##### Exercise passage #####

First of all how thoughful of you to think of this little girl. It sounds like the poor thing has been through alot.
My dd is coming up to 9 after xmas and I have got the bath bomb, perfume making and arty things for xmas. There are lots of science things too like crystal making, volcanos. I also got a box containing body parts that make a skeleton. All of these are sold at Argos, other toy shops, most of mine were bought through Amazon as hard to xmas shop with dd being at home. Oh also a light up globe is a good idea, for Geography.
I would also second the passes for day trips to museums etc.
Good luck and what a lovely thought.

ToffeeWhirl Mon 03-Dec-12 11:32:03

Could you stretch to £12? If so, you could buy her a year's subscription to the Woodland Trust Nature Detective's Club. I subscribe for my younger son and it's brilliant - you get a fantastic poster to put up, then the Trust send you a 'mission' every week and every time you complete a mission, you add a sticker to the poster. There are also lots of freebies on the website. Really worth having a look.

The girl will get a nice big pack of goodies just in time for Christmas. It's fun and educational too.

Subscription page is here.

ommmward Sun 02-Dec-12 21:30:18

NB it's pretty small - sort of "small world" experience pulling all the innards out and putting them in again smile

ommmward Sun 02-Dec-12 21:29:39

THis is absolutely fab:

A bit more expensive than you wanted, but I'd be inclined to just brazen it out and claim you got it in a sale smile

ReallyTired Sun 02-Dec-12 20:33:30

The problem with going above £10 is that it will embrass the parents as they will not be able to reciprocate. The family is desperately short of money because the mother is disabled and the father has a minimum wage job. Trips out are difficult because of lack of a car.

I take your point that workbooks are boring. Do you think a book voucher would be useful?

MrsChristmasVamos Sun 02-Dec-12 16:45:27

I agree with the above.

Something educational come fun, like a Wild Science can get a slime lab, a bath bomb factory, perfume making kit, and others.

You might need to pay a bit more than £10, argos and other places have them.

Or maybe something arty...sequin art, or something ?

##### Listed entries #####

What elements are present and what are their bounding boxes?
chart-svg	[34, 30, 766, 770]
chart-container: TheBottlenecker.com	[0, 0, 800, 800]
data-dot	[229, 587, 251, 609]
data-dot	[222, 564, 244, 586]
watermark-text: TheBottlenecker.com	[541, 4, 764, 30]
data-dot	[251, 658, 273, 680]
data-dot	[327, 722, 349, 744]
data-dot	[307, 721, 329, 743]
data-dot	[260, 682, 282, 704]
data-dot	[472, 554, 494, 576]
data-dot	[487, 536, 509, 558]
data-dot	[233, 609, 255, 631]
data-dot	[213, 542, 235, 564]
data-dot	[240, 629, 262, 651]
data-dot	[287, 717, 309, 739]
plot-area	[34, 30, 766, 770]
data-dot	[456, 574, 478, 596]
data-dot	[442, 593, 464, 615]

#####

> **Brief**: Transcribe the gift-ideas forum thread from "Could you stretch" to "and educational too.". The records have no connection to the forum thread about gift ideas.

> **Expected answer**:
Could you stretch to £12? If so, you could buy her a year's subscription to the Woodland Trust Nature Detective's Club. I subscribe for my younger son and it's brilliant - you get a fantastic poster to put up, then the Trust send you a 'mission' every week and every time you complete a mission, you add a sticker to the poster. There are also lots of freebies on the website. Really worth having a look.

The girl will get a nice big pack of goodies just in time for Christmas. It's fun and educational too.